[Rows from a figure dataset]
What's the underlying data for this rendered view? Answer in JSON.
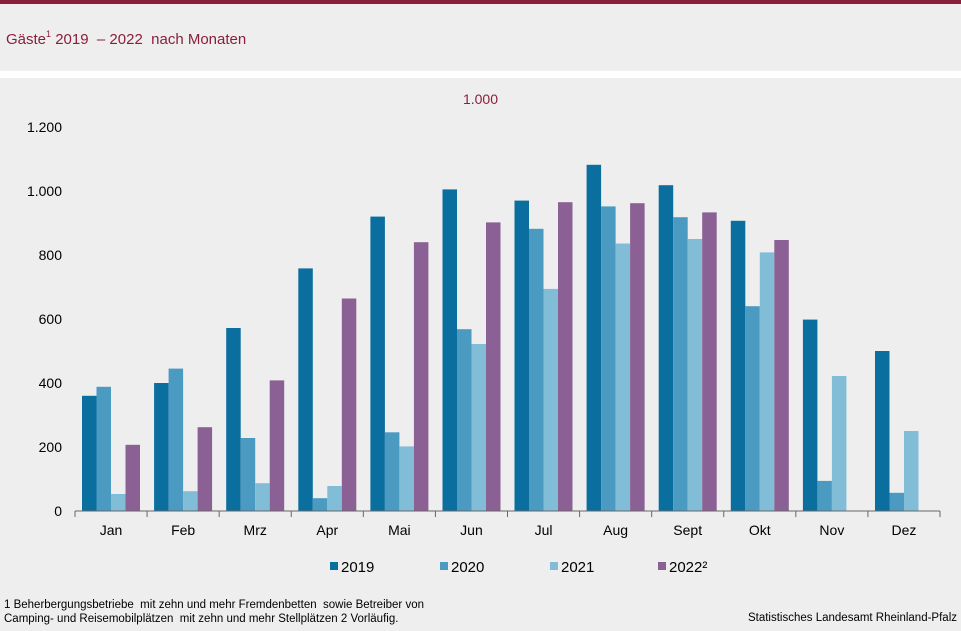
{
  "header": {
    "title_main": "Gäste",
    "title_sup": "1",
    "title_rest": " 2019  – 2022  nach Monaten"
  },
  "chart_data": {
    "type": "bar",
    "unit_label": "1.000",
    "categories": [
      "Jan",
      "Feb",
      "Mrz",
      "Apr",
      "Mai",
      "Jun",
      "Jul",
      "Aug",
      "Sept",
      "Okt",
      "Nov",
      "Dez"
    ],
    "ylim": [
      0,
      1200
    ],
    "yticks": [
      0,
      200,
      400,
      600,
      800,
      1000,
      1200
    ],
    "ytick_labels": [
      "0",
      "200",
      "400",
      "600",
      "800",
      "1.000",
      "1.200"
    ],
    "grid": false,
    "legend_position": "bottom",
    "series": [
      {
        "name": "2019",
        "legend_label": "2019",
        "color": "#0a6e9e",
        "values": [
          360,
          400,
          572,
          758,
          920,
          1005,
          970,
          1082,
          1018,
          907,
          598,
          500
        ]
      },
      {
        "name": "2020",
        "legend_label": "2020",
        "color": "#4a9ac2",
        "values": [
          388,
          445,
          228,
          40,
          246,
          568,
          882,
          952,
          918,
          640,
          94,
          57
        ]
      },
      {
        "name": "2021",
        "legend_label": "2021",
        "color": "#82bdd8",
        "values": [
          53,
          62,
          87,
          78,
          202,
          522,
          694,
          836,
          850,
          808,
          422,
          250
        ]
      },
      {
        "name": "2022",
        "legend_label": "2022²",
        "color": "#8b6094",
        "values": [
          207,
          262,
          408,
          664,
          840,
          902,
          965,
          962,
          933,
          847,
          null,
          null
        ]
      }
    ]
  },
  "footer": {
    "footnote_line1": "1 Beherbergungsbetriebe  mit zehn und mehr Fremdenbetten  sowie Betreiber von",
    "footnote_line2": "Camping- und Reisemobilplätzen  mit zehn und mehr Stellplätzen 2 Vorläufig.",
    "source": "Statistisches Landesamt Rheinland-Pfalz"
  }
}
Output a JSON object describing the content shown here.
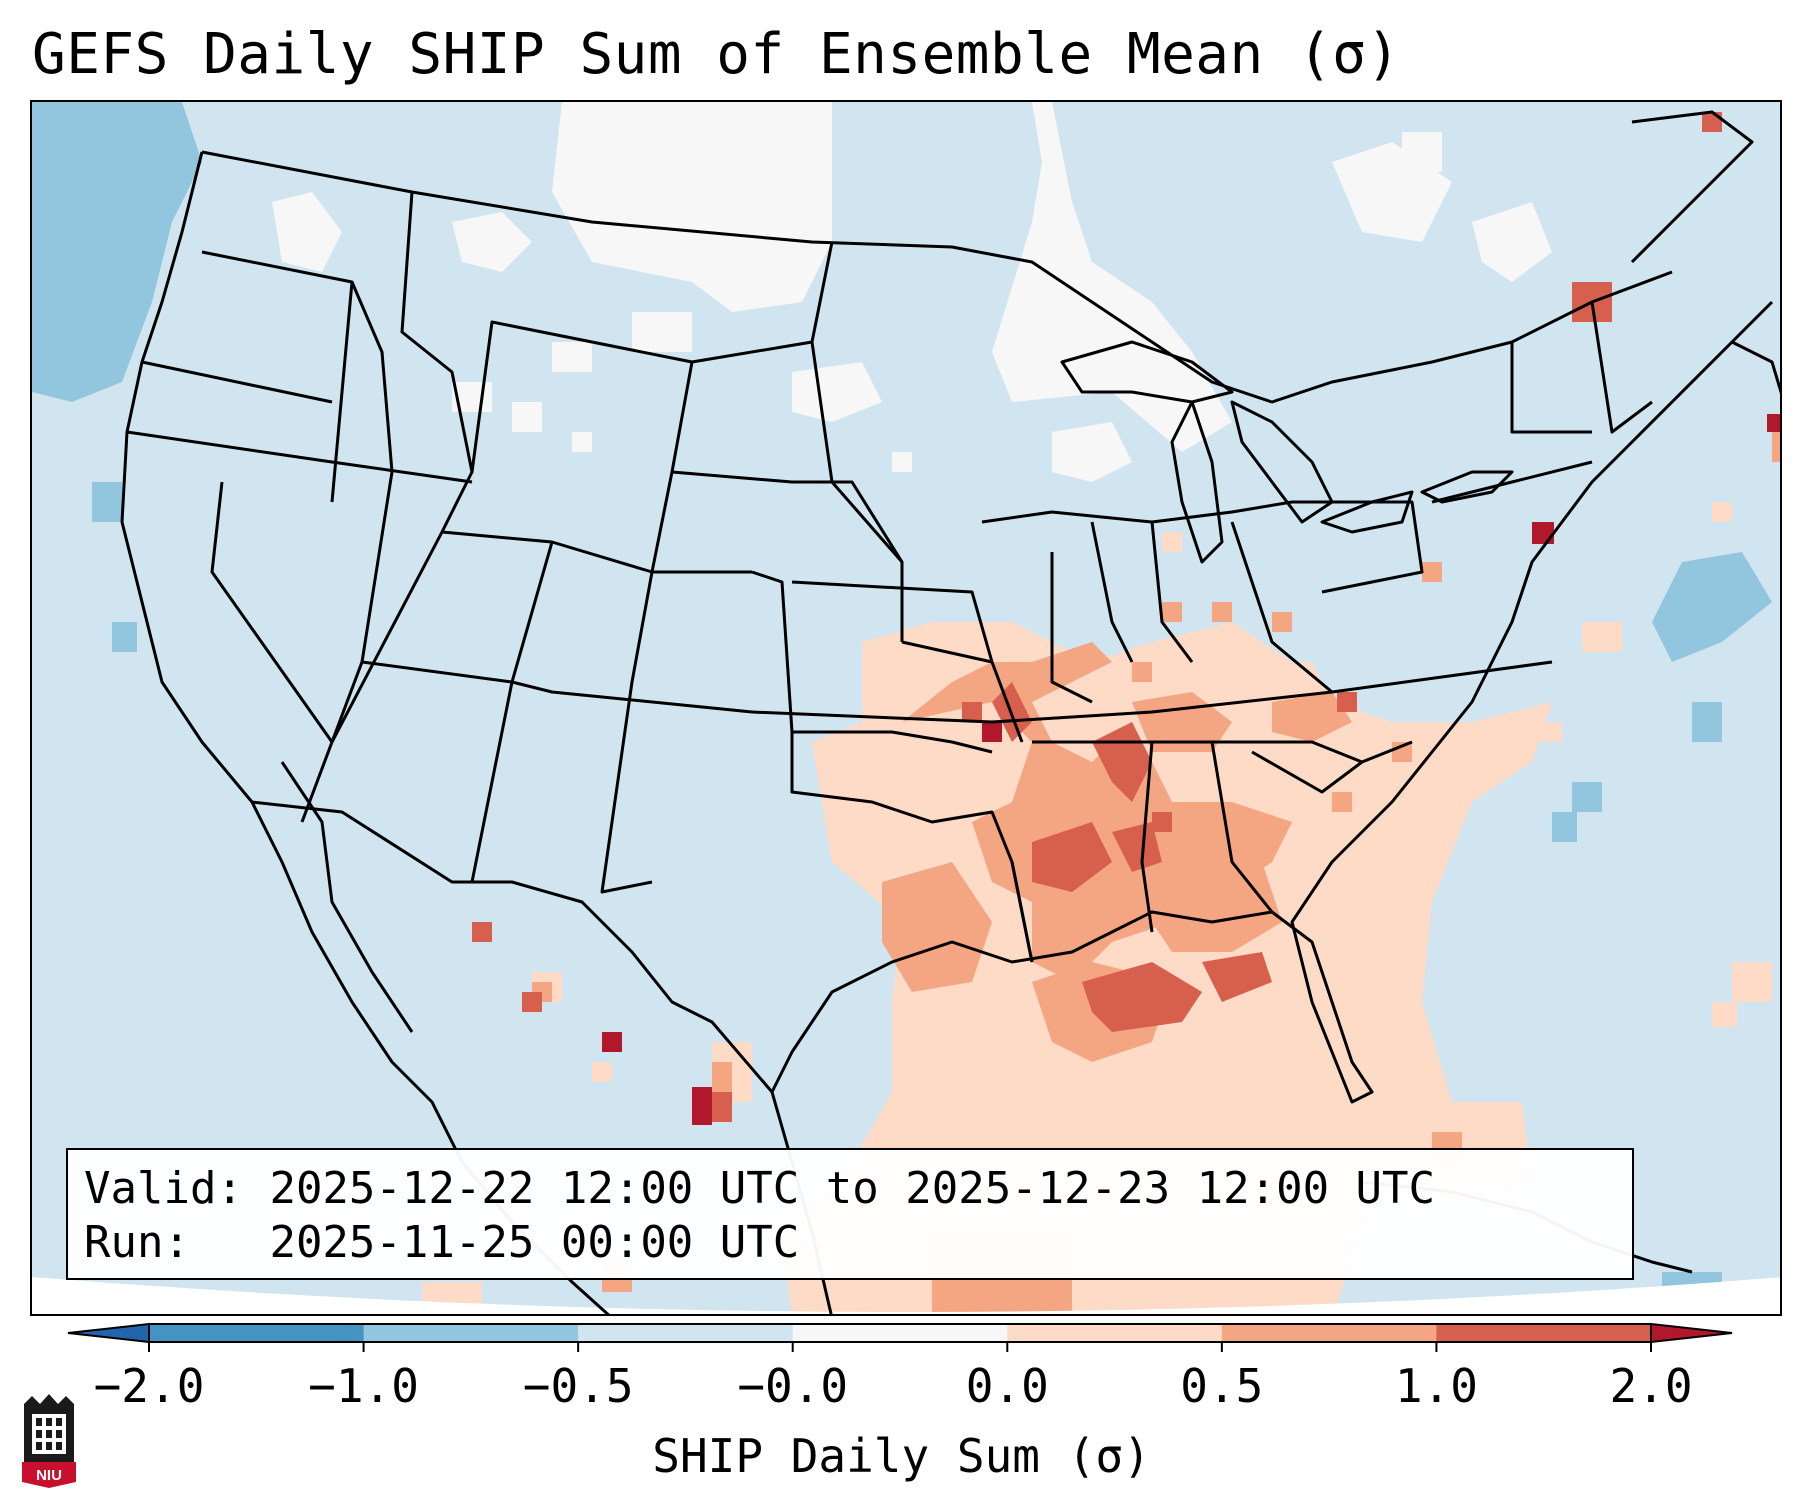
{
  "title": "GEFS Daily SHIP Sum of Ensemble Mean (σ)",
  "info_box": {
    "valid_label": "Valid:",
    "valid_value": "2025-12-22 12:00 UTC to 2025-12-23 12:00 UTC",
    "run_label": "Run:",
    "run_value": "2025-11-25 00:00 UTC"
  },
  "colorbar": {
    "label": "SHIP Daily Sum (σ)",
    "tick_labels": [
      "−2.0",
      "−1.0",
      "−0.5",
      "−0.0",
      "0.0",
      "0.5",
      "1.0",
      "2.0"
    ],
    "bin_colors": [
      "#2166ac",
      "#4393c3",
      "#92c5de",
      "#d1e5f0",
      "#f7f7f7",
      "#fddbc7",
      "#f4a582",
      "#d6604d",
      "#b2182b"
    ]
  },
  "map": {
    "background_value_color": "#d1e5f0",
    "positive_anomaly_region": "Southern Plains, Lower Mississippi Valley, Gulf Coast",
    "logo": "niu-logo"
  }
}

§ Exercise requirements: Restate the whole listing above exactly, except for its images.

§ Exercise solution:
What's the underlying data for this rendered view? Answer in JSON.
{
  "header": {
    "title_main": "Gäste",
    "title_sup": "1",
    "title_rest": " 2019  – 2022  nach Monaten"
  },
  "chart_data": {
    "type": "bar",
    "unit_label": "1.000",
    "categories": [
      "Jan",
      "Feb",
      "Mrz",
      "Apr",
      "Mai",
      "Jun",
      "Jul",
      "Aug",
      "Sept",
      "Okt",
      "Nov",
      "Dez"
    ],
    "ylim": [
      0,
      1200
    ],
    "yticks": [
      0,
      200,
      400,
      600,
      800,
      1000,
      1200
    ],
    "ytick_labels": [
      "0",
      "200",
      "400",
      "600",
      "800",
      "1.000",
      "1.200"
    ],
    "grid": false,
    "legend_position": "bottom",
    "series": [
      {
        "name": "2019",
        "legend_label": "2019",
        "color": "#0a6e9e",
        "values": [
          360,
          400,
          572,
          758,
          920,
          1005,
          970,
          1082,
          1018,
          907,
          598,
          500
        ]
      },
      {
        "name": "2020",
        "legend_label": "2020",
        "color": "#4a9ac2",
        "values": [
          388,
          445,
          228,
          40,
          246,
          568,
          882,
          952,
          918,
          640,
          94,
          57
        ]
      },
      {
        "name": "2021",
        "legend_label": "2021",
        "color": "#82bdd8",
        "values": [
          53,
          62,
          87,
          78,
          202,
          522,
          694,
          836,
          850,
          808,
          422,
          250
        ]
      },
      {
        "name": "2022",
        "legend_label": "2022²",
        "color": "#8b6094",
        "values": [
          207,
          262,
          408,
          664,
          840,
          902,
          965,
          962,
          933,
          847,
          null,
          null
        ]
      }
    ]
  },
  "footer": {
    "footnote_line1": "1 Beherbergungsbetriebe  mit zehn und mehr Fremdenbetten  sowie Betreiber von",
    "footnote_line2": "Camping- und Reisemobilplätzen  mit zehn und mehr Stellplätzen 2 Vorläufig.",
    "source": "Statistisches Landesamt Rheinland-Pfalz"
  }
}
Output a JSON object describing the content shown here.
{
  "title": "GEFS Daily SHIP Sum of Ensemble Mean (σ)",
  "info_box": {
    "valid_label": "Valid:",
    "valid_value": "2025-12-22 12:00 UTC to 2025-12-23 12:00 UTC",
    "run_label": "Run:",
    "run_value": "2025-11-25 00:00 UTC"
  },
  "colorbar": {
    "label": "SHIP Daily Sum (σ)",
    "tick_labels": [
      "−2.0",
      "−1.0",
      "−0.5",
      "−0.0",
      "0.0",
      "0.5",
      "1.0",
      "2.0"
    ],
    "bin_colors": [
      "#2166ac",
      "#4393c3",
      "#92c5de",
      "#d1e5f0",
      "#f7f7f7",
      "#fddbc7",
      "#f4a582",
      "#d6604d",
      "#b2182b"
    ]
  },
  "map": {
    "background_value_color": "#d1e5f0",
    "positive_anomaly_region": "Southern Plains, Lower Mississippi Valley, Gulf Coast",
    "logo": "niu-logo"
  }
}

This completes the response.